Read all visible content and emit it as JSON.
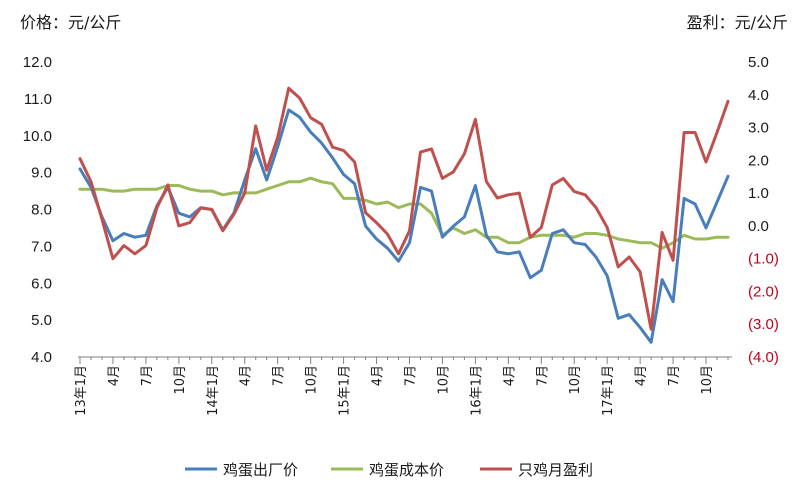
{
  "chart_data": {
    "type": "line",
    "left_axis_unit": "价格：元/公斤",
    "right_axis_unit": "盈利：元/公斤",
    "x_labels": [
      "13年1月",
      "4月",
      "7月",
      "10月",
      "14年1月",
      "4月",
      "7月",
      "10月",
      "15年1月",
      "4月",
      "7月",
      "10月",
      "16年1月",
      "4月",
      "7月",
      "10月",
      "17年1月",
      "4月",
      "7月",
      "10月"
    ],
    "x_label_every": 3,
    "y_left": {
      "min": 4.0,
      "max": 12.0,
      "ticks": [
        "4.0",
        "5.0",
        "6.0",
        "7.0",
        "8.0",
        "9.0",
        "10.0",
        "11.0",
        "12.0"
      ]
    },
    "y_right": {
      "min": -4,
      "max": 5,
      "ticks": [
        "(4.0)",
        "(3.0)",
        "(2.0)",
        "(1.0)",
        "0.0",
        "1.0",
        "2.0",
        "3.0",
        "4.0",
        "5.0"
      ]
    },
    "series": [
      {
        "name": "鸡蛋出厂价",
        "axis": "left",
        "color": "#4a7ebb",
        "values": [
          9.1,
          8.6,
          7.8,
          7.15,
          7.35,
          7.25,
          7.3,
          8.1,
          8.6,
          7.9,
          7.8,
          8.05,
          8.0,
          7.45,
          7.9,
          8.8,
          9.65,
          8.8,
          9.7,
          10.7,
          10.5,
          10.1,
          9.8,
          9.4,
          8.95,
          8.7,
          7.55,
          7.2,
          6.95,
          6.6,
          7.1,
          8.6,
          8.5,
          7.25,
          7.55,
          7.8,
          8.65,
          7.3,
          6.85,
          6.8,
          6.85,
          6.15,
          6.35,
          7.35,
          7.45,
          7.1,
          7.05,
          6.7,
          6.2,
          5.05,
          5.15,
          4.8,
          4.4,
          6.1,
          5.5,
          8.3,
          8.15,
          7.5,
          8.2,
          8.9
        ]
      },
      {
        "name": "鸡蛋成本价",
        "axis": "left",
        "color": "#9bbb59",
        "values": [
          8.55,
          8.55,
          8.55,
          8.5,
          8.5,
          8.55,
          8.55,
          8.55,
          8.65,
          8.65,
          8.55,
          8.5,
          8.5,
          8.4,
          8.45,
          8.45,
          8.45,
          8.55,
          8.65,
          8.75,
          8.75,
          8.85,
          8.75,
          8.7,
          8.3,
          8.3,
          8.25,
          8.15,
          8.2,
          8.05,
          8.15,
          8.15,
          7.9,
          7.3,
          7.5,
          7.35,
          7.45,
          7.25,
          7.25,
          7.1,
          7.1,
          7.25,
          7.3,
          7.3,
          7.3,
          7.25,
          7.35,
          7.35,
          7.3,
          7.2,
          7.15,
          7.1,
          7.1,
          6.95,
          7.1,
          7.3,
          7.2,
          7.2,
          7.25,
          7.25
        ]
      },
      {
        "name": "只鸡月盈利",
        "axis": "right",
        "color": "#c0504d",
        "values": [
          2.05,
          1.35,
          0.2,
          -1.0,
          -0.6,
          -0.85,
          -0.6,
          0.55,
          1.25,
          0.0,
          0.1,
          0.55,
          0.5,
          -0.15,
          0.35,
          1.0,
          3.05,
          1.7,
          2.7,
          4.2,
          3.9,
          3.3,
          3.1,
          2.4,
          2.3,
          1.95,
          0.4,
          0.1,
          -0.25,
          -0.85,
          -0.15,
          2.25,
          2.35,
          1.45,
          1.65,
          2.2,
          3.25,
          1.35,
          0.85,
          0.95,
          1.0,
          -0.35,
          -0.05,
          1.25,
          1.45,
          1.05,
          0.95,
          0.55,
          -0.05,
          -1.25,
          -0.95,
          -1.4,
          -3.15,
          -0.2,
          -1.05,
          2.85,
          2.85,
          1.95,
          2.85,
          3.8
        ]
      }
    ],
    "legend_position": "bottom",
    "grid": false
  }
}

* To be done
Each entry above is to be written out again unchanged, apart from the pictures, which are left out.

* Full solution
Read all visible content and emit it as JSON.
{
  "chart_data": {
    "type": "line",
    "left_axis_unit": "价格：元/公斤",
    "right_axis_unit": "盈利：元/公斤",
    "x_labels": [
      "13年1月",
      "4月",
      "7月",
      "10月",
      "14年1月",
      "4月",
      "7月",
      "10月",
      "15年1月",
      "4月",
      "7月",
      "10月",
      "16年1月",
      "4月",
      "7月",
      "10月",
      "17年1月",
      "4月",
      "7月",
      "10月"
    ],
    "x_label_every": 3,
    "y_left": {
      "min": 4.0,
      "max": 12.0,
      "ticks": [
        "4.0",
        "5.0",
        "6.0",
        "7.0",
        "8.0",
        "9.0",
        "10.0",
        "11.0",
        "12.0"
      ]
    },
    "y_right": {
      "min": -4,
      "max": 5,
      "ticks": [
        "(4.0)",
        "(3.0)",
        "(2.0)",
        "(1.0)",
        "0.0",
        "1.0",
        "2.0",
        "3.0",
        "4.0",
        "5.0"
      ]
    },
    "series": [
      {
        "name": "鸡蛋出厂价",
        "axis": "left",
        "color": "#4a7ebb",
        "values": [
          9.1,
          8.6,
          7.8,
          7.15,
          7.35,
          7.25,
          7.3,
          8.1,
          8.6,
          7.9,
          7.8,
          8.05,
          8.0,
          7.45,
          7.9,
          8.8,
          9.65,
          8.8,
          9.7,
          10.7,
          10.5,
          10.1,
          9.8,
          9.4,
          8.95,
          8.7,
          7.55,
          7.2,
          6.95,
          6.6,
          7.1,
          8.6,
          8.5,
          7.25,
          7.55,
          7.8,
          8.65,
          7.3,
          6.85,
          6.8,
          6.85,
          6.15,
          6.35,
          7.35,
          7.45,
          7.1,
          7.05,
          6.7,
          6.2,
          5.05,
          5.15,
          4.8,
          4.4,
          6.1,
          5.5,
          8.3,
          8.15,
          7.5,
          8.2,
          8.9
        ]
      },
      {
        "name": "鸡蛋成本价",
        "axis": "left",
        "color": "#9bbb59",
        "values": [
          8.55,
          8.55,
          8.55,
          8.5,
          8.5,
          8.55,
          8.55,
          8.55,
          8.65,
          8.65,
          8.55,
          8.5,
          8.5,
          8.4,
          8.45,
          8.45,
          8.45,
          8.55,
          8.65,
          8.75,
          8.75,
          8.85,
          8.75,
          8.7,
          8.3,
          8.3,
          8.25,
          8.15,
          8.2,
          8.05,
          8.15,
          8.15,
          7.9,
          7.3,
          7.5,
          7.35,
          7.45,
          7.25,
          7.25,
          7.1,
          7.1,
          7.25,
          7.3,
          7.3,
          7.3,
          7.25,
          7.35,
          7.35,
          7.3,
          7.2,
          7.15,
          7.1,
          7.1,
          6.95,
          7.1,
          7.3,
          7.2,
          7.2,
          7.25,
          7.25
        ]
      },
      {
        "name": "只鸡月盈利",
        "axis": "right",
        "color": "#c0504d",
        "values": [
          2.05,
          1.35,
          0.2,
          -1.0,
          -0.6,
          -0.85,
          -0.6,
          0.55,
          1.25,
          0.0,
          0.1,
          0.55,
          0.5,
          -0.15,
          0.35,
          1.0,
          3.05,
          1.7,
          2.7,
          4.2,
          3.9,
          3.3,
          3.1,
          2.4,
          2.3,
          1.95,
          0.4,
          0.1,
          -0.25,
          -0.85,
          -0.15,
          2.25,
          2.35,
          1.45,
          1.65,
          2.2,
          3.25,
          1.35,
          0.85,
          0.95,
          1.0,
          -0.35,
          -0.05,
          1.25,
          1.45,
          1.05,
          0.95,
          0.55,
          -0.05,
          -1.25,
          -0.95,
          -1.4,
          -3.15,
          -0.2,
          -1.05,
          2.85,
          2.85,
          1.95,
          2.85,
          3.8
        ]
      }
    ],
    "legend_position": "bottom",
    "grid": false
  }
}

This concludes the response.